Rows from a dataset
#####
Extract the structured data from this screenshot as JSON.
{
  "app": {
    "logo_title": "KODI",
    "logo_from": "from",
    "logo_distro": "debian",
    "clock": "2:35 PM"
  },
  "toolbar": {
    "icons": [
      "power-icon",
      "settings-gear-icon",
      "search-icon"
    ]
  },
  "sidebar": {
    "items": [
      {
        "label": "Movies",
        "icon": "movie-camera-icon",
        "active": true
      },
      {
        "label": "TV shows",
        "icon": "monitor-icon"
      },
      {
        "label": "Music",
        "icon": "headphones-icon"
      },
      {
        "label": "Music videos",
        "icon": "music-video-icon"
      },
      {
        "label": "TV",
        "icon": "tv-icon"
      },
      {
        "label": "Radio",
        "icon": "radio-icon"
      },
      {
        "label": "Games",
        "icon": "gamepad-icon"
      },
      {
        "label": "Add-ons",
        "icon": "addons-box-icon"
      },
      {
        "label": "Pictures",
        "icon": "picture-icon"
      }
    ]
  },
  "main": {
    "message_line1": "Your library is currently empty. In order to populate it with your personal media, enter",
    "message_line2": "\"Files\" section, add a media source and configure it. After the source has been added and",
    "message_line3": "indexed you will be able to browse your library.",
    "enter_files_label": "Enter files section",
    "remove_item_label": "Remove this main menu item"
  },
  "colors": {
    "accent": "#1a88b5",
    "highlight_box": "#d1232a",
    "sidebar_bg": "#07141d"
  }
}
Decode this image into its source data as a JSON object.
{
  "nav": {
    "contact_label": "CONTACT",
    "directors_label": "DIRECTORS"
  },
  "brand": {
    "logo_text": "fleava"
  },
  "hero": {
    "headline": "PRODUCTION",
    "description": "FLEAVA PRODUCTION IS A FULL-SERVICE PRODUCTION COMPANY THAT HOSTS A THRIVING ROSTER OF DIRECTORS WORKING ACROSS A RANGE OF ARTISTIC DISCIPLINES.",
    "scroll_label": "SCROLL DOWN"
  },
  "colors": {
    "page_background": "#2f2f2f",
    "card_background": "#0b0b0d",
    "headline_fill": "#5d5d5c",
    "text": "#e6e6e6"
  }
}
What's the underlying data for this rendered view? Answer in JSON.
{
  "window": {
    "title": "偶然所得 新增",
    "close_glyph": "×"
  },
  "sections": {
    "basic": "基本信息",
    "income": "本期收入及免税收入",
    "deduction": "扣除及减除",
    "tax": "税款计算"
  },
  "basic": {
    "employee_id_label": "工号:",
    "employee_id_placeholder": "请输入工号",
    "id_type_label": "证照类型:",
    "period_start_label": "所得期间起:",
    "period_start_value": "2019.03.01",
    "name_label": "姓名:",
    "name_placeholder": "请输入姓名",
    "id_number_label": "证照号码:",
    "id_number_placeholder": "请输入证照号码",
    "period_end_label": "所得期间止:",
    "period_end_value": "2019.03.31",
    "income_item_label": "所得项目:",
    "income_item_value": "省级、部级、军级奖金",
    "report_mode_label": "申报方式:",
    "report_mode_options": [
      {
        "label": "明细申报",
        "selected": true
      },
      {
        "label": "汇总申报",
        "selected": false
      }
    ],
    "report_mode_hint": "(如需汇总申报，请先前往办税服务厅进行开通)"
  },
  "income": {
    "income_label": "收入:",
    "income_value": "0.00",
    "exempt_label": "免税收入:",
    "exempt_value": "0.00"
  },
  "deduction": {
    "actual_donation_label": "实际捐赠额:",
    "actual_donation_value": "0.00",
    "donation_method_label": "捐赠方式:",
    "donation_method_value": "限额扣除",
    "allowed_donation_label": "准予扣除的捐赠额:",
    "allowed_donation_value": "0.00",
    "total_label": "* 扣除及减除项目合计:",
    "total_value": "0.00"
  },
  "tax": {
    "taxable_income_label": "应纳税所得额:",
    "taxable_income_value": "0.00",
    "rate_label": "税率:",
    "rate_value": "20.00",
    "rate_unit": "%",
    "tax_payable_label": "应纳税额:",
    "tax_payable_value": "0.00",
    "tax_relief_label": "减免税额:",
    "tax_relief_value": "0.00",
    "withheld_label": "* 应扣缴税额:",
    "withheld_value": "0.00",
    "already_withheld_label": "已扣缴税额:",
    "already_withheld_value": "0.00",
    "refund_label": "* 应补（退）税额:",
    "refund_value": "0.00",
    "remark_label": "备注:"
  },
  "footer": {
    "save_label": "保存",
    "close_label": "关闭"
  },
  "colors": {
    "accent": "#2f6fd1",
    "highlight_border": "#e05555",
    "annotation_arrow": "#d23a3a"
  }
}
#####
[What to work on]: Exact copies of all the records are required.

[Expected answer]:
Extract the structured data from this screenshot as JSON.
{
  "app": {
    "logo_title": "KODI",
    "logo_from": "from",
    "logo_distro": "debian",
    "clock": "2:35 PM"
  },
  "toolbar": {
    "icons": [
      "power-icon",
      "settings-gear-icon",
      "search-icon"
    ]
  },
  "sidebar": {
    "items": [
      {
        "label": "Movies",
        "icon": "movie-camera-icon",
        "active": true
      },
      {
        "label": "TV shows",
        "icon": "monitor-icon"
      },
      {
        "label": "Music",
        "icon": "headphones-icon"
      },
      {
        "label": "Music videos",
        "icon": "music-video-icon"
      },
      {
        "label": "TV",
        "icon": "tv-icon"
      },
      {
        "label": "Radio",
        "icon": "radio-icon"
      },
      {
        "label": "Games",
        "icon": "gamepad-icon"
      },
      {
        "label": "Add-ons",
        "icon": "addons-box-icon"
      },
      {
        "label": "Pictures",
        "icon": "picture-icon"
      }
    ]
  },
  "main": {
    "message_line1": "Your library is currently empty. In order to populate it with your personal media, enter",
    "message_line2": "\"Files\" section, add a media source and configure it. After the source has been added and",
    "message_line3": "indexed you will be able to browse your library.",
    "enter_files_label": "Enter files section",
    "remove_item_label": "Remove this main menu item"
  },
  "colors": {
    "accent": "#1a88b5",
    "highlight_box": "#d1232a",
    "sidebar_bg": "#07141d"
  }
}
Decode this image into its source data as a JSON object.
{
  "nav": {
    "contact_label": "CONTACT",
    "directors_label": "DIRECTORS"
  },
  "brand": {
    "logo_text": "fleava"
  },
  "hero": {
    "headline": "PRODUCTION",
    "description": "FLEAVA PRODUCTION IS A FULL-SERVICE PRODUCTION COMPANY THAT HOSTS A THRIVING ROSTER OF DIRECTORS WORKING ACROSS A RANGE OF ARTISTIC DISCIPLINES.",
    "scroll_label": "SCROLL DOWN"
  },
  "colors": {
    "page_background": "#2f2f2f",
    "card_background": "#0b0b0d",
    "headline_fill": "#5d5d5c",
    "text": "#e6e6e6"
  }
}
What's the underlying data for this rendered view? Answer in JSON.
{
  "window": {
    "title": "偶然所得 新增",
    "close_glyph": "×"
  },
  "sections": {
    "basic": "基本信息",
    "income": "本期收入及免税收入",
    "deduction": "扣除及减除",
    "tax": "税款计算"
  },
  "basic": {
    "employee_id_label": "工号:",
    "employee_id_placeholder": "请输入工号",
    "id_type_label": "证照类型:",
    "period_start_label": "所得期间起:",
    "period_start_value": "2019.03.01",
    "name_label": "姓名:",
    "name_placeholder": "请输入姓名",
    "id_number_label": "证照号码:",
    "id_number_placeholder": "请输入证照号码",
    "period_end_label": "所得期间止:",
    "period_end_value": "2019.03.31",
    "income_item_label": "所得项目:",
    "income_item_value": "省级、部级、军级奖金",
    "report_mode_label": "申报方式:",
    "report_mode_options": [
      {
        "label": "明细申报",
        "selected": true
      },
      {
        "label": "汇总申报",
        "selected": false
      }
    ],
    "report_mode_hint": "(如需汇总申报，请先前往办税服务厅进行开通)"
  },
  "income": {
    "income_label": "收入:",
    "income_value": "0.00",
    "exempt_label": "免税收入:",
    "exempt_value": "0.00"
  },
  "deduction": {
    "actual_donation_label": "实际捐赠额:",
    "actual_donation_value": "0.00",
    "donation_method_label": "捐赠方式:",
    "donation_method_value": "限额扣除",
    "allowed_donation_label": "准予扣除的捐赠额:",
    "allowed_donation_value": "0.00",
    "total_label": "* 扣除及减除项目合计:",
    "total_value": "0.00"
  },
  "tax": {
    "taxable_income_label": "应纳税所得额:",
    "taxable_income_value": "0.00",
    "rate_label": "税率:",
    "rate_value": "20.00",
    "rate_unit": "%",
    "tax_payable_label": "应纳税额:",
    "tax_payable_value": "0.00",
    "tax_relief_label": "减免税额:",
    "tax_relief_value": "0.00",
    "withheld_label": "* 应扣缴税额:",
    "withheld_value": "0.00",
    "already_withheld_label": "已扣缴税额:",
    "already_withheld_value": "0.00",
    "refund_label": "* 应补（退）税额:",
    "refund_value": "0.00",
    "remark_label": "备注:"
  },
  "footer": {
    "save_label": "保存",
    "close_label": "关闭"
  },
  "colors": {
    "accent": "#2f6fd1",
    "highlight_border": "#e05555",
    "annotation_arrow": "#d23a3a"
  }
}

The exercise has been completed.